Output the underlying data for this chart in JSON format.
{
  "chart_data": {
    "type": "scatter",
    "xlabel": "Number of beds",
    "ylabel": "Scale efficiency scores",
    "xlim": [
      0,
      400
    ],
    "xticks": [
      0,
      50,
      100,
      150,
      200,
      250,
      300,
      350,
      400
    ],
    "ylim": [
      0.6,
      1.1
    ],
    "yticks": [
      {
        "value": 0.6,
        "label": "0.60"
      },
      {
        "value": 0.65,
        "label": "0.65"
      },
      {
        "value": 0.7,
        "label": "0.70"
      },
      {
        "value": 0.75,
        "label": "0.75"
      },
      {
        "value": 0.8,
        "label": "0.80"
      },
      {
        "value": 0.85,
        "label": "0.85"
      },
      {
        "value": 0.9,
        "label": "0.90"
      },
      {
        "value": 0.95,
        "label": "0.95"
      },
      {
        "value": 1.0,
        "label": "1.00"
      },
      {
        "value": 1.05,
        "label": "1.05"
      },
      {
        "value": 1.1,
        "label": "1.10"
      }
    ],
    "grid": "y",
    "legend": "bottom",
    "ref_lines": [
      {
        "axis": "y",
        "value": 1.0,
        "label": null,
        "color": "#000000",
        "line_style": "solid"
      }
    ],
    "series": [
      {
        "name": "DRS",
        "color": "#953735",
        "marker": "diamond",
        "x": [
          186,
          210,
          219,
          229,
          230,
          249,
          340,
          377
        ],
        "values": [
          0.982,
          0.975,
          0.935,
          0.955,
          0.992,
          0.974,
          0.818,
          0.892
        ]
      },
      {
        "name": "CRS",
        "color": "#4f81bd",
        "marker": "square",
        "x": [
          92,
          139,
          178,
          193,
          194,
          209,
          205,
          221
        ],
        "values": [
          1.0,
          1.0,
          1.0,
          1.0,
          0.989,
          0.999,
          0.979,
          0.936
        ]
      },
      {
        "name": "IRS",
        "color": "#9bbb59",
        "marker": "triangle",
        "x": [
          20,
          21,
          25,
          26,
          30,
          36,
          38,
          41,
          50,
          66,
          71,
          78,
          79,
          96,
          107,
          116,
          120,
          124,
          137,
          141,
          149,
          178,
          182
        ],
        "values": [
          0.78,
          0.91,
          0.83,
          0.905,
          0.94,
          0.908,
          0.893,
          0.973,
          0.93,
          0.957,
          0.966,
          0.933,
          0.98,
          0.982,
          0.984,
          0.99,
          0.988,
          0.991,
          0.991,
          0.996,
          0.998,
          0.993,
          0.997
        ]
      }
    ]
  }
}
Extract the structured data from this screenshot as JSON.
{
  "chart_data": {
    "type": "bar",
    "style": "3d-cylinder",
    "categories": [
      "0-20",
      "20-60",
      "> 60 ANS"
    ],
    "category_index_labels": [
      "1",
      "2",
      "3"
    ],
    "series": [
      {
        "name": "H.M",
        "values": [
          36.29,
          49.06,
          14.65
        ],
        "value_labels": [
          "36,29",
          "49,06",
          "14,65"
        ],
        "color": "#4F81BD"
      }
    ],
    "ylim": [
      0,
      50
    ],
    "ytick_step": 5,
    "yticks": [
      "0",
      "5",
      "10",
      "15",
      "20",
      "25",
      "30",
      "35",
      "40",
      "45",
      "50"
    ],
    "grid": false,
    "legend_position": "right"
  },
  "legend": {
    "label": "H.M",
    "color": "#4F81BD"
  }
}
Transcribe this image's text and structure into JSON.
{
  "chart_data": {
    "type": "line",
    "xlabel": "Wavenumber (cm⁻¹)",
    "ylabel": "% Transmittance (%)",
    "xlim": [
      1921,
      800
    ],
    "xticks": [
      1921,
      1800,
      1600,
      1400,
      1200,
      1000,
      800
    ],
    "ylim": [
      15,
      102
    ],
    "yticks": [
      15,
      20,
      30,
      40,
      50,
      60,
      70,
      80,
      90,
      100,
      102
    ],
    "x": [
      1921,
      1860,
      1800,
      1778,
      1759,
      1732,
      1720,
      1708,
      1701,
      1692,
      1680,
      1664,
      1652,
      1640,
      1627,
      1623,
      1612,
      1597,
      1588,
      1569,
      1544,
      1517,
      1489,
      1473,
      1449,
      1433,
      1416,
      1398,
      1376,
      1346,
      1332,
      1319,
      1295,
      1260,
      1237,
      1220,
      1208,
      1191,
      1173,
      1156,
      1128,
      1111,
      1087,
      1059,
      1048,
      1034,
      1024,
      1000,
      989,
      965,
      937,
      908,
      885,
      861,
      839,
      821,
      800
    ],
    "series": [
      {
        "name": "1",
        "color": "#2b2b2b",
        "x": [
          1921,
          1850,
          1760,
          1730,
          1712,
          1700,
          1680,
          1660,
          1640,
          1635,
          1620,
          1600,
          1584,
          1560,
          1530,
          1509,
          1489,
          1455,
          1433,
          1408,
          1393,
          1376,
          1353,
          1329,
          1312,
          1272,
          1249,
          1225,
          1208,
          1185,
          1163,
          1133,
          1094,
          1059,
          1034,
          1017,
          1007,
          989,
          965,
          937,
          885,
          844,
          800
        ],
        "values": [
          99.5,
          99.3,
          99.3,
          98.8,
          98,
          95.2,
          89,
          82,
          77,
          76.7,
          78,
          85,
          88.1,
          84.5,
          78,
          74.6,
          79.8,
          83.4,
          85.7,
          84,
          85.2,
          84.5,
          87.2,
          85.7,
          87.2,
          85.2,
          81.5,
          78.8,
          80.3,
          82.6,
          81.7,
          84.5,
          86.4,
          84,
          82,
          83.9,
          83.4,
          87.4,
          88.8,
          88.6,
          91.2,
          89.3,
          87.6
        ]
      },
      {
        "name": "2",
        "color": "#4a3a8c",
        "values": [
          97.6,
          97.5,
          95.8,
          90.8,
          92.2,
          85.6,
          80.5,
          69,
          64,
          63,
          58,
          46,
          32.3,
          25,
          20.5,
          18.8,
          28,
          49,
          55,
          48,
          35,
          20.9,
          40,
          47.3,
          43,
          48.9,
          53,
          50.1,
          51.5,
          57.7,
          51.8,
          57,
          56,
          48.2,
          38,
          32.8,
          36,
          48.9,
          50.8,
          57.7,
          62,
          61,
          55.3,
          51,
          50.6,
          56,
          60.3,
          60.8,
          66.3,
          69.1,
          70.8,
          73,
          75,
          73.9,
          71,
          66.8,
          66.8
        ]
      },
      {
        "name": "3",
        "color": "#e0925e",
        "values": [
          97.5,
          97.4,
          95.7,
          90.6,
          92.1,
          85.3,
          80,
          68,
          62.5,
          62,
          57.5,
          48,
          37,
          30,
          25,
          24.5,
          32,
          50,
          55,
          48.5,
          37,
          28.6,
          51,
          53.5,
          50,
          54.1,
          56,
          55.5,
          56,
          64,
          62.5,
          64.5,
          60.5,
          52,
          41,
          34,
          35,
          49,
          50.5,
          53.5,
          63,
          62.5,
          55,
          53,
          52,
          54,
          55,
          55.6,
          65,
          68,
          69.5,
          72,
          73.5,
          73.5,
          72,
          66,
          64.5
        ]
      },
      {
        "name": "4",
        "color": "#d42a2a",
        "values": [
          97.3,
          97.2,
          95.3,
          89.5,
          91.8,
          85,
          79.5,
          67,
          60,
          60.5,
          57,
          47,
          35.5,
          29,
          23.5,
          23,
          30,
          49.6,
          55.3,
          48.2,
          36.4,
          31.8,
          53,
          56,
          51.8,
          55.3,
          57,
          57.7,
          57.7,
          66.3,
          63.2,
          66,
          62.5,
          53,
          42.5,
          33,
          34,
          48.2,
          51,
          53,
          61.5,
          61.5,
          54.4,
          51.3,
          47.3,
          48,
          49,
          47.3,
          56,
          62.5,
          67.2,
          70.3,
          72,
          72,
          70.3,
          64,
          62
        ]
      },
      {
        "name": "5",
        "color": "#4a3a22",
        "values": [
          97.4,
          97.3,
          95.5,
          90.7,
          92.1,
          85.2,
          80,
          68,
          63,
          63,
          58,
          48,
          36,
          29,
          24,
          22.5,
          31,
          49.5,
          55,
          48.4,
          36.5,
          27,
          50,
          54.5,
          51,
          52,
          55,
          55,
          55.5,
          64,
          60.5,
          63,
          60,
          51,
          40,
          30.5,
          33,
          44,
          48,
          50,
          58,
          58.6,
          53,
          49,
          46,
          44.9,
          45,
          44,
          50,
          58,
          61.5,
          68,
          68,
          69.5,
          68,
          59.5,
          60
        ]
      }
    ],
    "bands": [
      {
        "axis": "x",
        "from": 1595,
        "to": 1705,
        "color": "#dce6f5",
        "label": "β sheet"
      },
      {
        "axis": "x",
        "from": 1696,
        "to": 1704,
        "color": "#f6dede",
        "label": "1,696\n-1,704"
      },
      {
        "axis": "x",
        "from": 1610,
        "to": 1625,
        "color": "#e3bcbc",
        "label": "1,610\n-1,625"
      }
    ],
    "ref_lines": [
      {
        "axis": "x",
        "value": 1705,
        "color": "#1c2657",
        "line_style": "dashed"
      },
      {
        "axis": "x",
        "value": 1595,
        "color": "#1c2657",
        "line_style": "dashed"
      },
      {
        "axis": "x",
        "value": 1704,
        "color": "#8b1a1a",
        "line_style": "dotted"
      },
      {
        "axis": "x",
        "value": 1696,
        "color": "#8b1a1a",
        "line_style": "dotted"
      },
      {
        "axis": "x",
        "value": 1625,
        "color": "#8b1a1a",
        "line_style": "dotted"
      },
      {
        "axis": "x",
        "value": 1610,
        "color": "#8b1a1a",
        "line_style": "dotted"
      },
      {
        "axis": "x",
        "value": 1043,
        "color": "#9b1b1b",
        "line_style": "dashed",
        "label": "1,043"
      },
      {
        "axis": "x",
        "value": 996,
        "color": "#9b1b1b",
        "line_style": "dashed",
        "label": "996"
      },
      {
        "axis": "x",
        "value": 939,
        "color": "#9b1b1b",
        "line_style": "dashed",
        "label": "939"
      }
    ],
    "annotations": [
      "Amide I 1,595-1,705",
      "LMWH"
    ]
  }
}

——

§ **Task requirements**
Search the records above for "xlabel". Copy each line where it is found.

§ **Exercise result**
    "xlabel": "Number of beds",
    "xlabel": "Wavenumber (cm⁻¹)",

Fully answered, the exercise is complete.